= Directions for this task =
Copy every line that holds "name".

= Data for this exercise =
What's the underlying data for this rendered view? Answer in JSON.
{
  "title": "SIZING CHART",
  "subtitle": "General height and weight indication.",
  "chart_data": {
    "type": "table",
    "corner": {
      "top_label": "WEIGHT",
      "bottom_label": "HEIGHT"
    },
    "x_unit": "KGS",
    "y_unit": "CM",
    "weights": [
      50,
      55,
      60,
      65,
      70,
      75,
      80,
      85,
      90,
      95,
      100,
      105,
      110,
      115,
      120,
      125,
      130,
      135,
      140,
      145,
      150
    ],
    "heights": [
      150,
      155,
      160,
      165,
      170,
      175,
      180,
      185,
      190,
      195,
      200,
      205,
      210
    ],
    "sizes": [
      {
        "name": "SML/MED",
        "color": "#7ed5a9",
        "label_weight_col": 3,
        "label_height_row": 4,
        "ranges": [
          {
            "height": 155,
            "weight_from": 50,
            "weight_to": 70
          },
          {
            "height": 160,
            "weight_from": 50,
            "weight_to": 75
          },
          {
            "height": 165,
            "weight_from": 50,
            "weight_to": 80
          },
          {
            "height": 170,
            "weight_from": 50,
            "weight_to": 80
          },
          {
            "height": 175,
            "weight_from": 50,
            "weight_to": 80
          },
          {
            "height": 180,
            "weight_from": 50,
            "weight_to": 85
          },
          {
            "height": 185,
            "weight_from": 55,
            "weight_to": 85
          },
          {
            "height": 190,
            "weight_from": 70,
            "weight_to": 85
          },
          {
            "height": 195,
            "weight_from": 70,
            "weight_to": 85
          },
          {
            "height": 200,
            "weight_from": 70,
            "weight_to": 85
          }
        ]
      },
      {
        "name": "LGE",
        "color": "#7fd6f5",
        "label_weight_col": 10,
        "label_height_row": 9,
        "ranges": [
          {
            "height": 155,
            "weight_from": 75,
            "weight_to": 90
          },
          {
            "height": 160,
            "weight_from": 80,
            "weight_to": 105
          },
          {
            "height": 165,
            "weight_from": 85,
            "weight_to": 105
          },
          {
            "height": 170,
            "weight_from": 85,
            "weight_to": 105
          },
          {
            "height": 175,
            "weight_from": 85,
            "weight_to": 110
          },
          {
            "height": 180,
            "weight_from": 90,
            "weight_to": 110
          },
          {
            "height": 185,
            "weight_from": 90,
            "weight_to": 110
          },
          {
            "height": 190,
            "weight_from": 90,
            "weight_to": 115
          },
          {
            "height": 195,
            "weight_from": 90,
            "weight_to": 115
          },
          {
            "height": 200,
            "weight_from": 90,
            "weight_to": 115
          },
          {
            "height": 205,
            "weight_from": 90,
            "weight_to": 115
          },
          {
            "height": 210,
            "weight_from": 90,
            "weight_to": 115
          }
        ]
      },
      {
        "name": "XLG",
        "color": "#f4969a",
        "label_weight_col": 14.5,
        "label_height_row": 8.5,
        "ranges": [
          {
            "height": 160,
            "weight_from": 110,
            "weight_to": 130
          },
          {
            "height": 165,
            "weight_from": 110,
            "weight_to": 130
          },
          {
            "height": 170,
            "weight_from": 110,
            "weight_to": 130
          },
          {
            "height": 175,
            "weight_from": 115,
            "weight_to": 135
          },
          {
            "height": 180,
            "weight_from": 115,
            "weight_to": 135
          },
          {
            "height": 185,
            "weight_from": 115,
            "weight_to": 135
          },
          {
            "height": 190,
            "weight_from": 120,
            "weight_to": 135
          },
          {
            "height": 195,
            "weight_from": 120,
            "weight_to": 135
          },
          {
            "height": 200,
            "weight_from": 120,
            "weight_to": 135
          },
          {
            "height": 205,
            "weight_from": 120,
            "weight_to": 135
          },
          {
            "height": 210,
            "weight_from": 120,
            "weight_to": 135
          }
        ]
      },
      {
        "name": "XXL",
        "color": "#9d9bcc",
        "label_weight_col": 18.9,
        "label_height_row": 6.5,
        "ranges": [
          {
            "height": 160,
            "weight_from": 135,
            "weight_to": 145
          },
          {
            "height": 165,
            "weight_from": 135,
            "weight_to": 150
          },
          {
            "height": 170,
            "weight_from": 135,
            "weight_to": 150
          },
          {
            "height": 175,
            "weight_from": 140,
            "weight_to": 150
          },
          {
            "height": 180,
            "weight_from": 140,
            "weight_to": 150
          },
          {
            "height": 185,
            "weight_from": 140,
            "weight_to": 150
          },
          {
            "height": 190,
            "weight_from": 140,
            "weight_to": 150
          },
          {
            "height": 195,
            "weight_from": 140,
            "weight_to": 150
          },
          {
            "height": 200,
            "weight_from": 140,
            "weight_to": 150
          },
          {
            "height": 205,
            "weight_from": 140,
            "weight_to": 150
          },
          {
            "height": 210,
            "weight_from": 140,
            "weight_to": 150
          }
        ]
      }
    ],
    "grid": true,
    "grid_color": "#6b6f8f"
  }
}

= Complete response =
        "name": "SML/MED",
        "name": "LGE",
        "name": "XLG",
        "name": "XXL",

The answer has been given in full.